# [Task to carry out]
Copy every line of the data in which the word "book" occurs.

......

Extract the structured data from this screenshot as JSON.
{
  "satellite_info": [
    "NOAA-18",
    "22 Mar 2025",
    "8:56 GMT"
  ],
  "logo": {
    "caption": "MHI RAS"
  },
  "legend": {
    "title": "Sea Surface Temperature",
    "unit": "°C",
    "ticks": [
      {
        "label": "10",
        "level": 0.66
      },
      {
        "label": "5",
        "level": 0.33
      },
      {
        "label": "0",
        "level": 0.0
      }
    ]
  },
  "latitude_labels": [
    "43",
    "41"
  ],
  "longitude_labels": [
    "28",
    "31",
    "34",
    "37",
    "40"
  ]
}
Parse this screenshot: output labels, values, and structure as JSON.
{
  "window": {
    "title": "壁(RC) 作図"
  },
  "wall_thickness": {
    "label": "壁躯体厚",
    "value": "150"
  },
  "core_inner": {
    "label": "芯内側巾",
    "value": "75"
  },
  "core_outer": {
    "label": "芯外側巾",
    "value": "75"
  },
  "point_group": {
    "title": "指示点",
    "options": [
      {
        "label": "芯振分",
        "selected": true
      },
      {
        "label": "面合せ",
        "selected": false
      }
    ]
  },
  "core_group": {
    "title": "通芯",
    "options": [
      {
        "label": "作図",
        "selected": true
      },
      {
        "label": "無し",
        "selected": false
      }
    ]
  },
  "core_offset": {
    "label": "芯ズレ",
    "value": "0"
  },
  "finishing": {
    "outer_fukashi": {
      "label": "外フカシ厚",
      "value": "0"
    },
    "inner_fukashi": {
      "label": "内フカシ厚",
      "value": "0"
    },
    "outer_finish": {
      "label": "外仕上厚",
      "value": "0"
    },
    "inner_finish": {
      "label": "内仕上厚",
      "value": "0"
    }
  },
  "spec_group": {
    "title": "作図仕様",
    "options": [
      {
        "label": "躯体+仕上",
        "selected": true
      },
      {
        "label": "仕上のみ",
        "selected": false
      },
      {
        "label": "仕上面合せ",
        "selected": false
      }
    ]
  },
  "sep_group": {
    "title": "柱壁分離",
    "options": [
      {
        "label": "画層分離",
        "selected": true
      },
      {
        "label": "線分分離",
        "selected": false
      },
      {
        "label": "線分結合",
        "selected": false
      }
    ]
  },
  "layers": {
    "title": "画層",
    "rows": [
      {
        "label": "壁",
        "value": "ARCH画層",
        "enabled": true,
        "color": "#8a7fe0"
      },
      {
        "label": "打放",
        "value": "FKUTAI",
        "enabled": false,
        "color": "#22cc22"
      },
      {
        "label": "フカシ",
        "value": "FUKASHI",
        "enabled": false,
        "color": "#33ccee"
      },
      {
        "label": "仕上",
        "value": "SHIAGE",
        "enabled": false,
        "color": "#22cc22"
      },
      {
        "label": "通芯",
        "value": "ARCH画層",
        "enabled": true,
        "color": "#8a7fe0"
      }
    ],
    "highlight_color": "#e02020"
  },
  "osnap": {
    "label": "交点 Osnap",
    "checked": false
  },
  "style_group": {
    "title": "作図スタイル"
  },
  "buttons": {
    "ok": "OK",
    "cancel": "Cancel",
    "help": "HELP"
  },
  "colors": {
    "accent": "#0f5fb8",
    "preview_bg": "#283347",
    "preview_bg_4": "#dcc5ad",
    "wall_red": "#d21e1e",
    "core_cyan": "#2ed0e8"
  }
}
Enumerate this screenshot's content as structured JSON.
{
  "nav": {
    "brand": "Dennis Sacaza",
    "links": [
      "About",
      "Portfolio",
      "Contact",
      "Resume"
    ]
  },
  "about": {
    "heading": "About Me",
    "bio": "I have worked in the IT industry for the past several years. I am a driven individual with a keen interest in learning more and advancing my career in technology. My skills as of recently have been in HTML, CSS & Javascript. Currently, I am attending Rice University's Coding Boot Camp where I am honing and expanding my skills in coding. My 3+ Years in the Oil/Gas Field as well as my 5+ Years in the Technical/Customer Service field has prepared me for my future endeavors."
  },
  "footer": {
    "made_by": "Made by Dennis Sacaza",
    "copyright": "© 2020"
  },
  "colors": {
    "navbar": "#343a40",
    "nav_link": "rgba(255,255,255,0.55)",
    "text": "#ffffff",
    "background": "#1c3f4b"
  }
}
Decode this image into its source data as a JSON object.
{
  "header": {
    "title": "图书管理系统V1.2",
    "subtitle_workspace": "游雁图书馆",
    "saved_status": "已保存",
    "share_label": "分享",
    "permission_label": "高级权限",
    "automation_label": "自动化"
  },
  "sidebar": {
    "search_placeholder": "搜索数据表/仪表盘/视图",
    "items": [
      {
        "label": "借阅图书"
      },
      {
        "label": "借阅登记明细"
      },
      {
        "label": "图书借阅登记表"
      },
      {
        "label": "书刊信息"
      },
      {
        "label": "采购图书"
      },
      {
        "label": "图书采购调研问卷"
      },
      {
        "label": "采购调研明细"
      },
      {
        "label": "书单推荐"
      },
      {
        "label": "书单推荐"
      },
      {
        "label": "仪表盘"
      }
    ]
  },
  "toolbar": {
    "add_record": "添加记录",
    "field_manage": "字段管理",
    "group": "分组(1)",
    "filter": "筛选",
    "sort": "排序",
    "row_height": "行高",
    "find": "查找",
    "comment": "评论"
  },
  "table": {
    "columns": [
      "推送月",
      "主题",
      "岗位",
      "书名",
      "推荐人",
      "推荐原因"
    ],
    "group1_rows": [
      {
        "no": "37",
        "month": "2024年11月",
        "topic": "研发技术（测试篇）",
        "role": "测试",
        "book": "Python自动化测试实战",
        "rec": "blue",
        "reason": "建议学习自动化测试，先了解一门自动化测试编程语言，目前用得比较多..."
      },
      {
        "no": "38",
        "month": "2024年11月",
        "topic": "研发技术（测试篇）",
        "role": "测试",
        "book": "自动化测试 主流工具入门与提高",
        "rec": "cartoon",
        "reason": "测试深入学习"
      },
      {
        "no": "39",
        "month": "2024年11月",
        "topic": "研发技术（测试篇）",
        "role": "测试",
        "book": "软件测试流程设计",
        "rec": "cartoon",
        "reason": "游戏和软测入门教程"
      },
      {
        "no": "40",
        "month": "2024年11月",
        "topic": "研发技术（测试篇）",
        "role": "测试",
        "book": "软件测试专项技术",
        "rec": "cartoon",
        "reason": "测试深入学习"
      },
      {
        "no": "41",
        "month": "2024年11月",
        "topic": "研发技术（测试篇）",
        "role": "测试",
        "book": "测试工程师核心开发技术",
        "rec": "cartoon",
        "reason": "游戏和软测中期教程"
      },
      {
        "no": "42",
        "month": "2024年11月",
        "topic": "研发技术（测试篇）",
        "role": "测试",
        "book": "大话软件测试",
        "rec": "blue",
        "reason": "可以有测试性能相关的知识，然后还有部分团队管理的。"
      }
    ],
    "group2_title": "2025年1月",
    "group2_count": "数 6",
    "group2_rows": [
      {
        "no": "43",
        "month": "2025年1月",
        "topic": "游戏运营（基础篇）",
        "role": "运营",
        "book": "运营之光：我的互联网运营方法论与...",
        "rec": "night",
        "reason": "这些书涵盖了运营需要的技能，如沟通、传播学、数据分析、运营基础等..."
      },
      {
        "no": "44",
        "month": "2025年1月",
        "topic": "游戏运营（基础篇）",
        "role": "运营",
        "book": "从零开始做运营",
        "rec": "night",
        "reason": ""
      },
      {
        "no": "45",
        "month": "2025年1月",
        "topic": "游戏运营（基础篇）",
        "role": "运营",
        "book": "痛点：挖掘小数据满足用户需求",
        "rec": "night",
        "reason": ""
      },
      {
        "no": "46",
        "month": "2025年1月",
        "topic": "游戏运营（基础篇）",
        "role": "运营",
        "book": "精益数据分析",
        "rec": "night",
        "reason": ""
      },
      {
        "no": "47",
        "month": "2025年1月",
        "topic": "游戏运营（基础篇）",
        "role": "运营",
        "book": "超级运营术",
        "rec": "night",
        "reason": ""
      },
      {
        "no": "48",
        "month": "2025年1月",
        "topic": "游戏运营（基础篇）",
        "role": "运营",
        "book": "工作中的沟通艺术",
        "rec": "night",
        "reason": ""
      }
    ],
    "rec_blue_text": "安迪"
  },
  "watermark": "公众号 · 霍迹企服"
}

......

# [Exercise response]
        "book": "Python自动化测试实战",
        "book": "自动化测试 主流工具入门与提高",
        "book": "软件测试流程设计",
        "book": "软件测试专项技术",
        "book": "测试工程师核心开发技术",
        "book": "大话软件测试",
        "book": "运营之光：我的互联网运营方法论与...",
        "book": "从零开始做运营",
        "book": "痛点：挖掘小数据满足用户需求",
        "book": "精益数据分析",
        "book": "超级运营术",
        "book": "工作中的沟通艺术",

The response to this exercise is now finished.